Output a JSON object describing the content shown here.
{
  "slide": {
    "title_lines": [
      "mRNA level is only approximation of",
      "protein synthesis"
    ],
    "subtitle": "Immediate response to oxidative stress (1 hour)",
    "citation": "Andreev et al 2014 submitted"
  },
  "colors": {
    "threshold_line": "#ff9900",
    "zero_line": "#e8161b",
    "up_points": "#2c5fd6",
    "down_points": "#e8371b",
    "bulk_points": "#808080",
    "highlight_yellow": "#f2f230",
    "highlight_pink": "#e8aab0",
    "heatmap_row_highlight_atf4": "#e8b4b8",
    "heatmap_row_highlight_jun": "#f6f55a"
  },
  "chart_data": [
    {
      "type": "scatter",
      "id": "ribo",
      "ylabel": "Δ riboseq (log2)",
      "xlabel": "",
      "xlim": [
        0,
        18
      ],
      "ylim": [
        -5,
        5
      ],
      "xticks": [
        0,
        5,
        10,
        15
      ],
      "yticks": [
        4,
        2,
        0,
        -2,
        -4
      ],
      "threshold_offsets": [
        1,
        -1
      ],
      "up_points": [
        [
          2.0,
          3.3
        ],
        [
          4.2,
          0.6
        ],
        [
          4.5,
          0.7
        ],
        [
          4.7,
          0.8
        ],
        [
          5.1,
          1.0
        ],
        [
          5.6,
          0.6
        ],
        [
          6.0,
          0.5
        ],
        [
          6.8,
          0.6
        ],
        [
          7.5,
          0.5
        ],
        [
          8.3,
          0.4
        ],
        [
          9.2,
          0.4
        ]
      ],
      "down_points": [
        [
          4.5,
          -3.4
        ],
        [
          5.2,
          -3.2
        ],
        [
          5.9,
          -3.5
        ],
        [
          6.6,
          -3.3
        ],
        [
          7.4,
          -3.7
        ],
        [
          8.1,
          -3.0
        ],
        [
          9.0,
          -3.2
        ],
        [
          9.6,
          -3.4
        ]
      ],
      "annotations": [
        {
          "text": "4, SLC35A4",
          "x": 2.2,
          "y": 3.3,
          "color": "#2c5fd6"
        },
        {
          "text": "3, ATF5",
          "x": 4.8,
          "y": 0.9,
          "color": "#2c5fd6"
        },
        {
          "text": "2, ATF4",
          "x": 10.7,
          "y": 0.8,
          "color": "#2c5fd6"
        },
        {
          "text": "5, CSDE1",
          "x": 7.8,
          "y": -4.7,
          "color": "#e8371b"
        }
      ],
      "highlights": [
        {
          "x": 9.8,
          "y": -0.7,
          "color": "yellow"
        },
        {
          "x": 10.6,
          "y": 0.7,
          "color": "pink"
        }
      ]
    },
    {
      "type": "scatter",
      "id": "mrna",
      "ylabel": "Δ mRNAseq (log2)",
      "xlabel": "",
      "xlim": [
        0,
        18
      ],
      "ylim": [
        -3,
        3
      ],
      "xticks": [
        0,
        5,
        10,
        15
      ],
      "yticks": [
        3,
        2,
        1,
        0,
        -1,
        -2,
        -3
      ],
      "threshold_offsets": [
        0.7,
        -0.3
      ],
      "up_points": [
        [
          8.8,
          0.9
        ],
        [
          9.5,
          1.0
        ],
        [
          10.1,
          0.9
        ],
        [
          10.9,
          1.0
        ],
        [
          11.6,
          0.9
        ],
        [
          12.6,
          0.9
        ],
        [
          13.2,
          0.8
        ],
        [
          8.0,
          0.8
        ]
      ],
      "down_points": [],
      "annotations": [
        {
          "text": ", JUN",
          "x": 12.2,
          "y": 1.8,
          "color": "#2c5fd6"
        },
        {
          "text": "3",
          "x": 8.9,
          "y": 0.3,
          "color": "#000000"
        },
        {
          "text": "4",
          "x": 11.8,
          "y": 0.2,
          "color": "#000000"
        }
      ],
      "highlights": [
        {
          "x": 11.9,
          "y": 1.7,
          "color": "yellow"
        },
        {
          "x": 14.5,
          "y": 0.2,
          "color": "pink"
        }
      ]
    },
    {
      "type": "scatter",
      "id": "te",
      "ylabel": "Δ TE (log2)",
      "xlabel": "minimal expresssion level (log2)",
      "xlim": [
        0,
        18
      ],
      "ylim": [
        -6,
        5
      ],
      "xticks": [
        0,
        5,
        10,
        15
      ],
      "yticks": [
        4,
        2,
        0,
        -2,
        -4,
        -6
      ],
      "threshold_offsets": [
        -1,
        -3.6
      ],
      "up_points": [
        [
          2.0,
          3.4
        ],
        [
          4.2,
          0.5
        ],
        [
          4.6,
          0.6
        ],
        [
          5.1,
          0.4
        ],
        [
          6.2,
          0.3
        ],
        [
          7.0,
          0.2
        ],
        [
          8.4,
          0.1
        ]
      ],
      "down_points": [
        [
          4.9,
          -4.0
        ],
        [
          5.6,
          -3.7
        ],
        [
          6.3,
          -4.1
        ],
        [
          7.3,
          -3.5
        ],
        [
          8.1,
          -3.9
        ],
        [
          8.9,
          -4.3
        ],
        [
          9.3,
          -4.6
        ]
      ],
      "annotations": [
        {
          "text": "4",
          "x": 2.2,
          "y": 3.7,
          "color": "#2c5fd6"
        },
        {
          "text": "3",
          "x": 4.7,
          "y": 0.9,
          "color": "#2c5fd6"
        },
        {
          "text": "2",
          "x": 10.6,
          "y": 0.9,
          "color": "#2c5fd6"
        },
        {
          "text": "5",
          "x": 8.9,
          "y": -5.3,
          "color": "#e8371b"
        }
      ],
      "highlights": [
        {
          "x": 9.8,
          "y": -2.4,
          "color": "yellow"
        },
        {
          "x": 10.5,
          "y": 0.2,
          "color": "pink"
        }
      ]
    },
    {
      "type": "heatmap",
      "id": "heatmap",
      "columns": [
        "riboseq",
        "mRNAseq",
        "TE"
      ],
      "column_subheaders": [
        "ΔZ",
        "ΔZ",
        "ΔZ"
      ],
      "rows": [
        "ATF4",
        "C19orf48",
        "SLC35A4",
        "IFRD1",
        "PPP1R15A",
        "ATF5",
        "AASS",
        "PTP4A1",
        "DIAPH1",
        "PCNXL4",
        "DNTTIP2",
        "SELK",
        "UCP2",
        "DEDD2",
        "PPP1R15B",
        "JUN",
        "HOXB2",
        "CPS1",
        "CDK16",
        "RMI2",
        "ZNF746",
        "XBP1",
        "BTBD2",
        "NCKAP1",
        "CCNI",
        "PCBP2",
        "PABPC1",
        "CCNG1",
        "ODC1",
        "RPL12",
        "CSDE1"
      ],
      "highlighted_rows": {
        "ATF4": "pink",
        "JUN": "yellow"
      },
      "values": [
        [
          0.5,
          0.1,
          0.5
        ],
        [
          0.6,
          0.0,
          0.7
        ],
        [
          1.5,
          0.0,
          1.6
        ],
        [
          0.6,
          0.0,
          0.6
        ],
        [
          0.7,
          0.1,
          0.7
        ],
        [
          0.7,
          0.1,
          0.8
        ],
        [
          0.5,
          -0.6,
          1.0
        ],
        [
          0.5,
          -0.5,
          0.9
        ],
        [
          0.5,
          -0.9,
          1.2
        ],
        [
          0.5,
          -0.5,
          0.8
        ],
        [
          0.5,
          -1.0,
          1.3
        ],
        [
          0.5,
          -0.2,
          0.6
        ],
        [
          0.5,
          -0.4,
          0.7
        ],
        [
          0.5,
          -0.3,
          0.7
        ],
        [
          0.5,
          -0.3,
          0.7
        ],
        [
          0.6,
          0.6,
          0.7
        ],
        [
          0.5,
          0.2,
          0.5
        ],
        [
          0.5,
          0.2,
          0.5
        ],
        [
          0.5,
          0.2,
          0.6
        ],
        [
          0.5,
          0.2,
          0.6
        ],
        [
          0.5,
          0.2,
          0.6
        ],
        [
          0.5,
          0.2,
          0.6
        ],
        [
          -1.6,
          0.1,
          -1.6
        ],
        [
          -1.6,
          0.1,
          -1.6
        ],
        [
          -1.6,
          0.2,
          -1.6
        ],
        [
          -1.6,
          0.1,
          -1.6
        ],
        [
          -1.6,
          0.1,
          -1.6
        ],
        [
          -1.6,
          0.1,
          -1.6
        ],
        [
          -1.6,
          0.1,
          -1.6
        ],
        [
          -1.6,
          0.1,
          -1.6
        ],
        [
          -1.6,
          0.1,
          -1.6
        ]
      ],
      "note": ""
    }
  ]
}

----------------------------------------

◆ EXERCISE DESCRIPTION
Search the entries above for lines containing the word "text", and copy each one.

◆ THE COMPLETED TASK
          "text": "4, SLC35A4",
          "text": "3, ATF5",
          "text": "2, ATF4",
          "text": "5, CSDE1",
          "text": ", JUN",
          "text": "3",
          "text": "4",
          "text": "4",
          "text": "3",
          "text": "2",
          "text": "5",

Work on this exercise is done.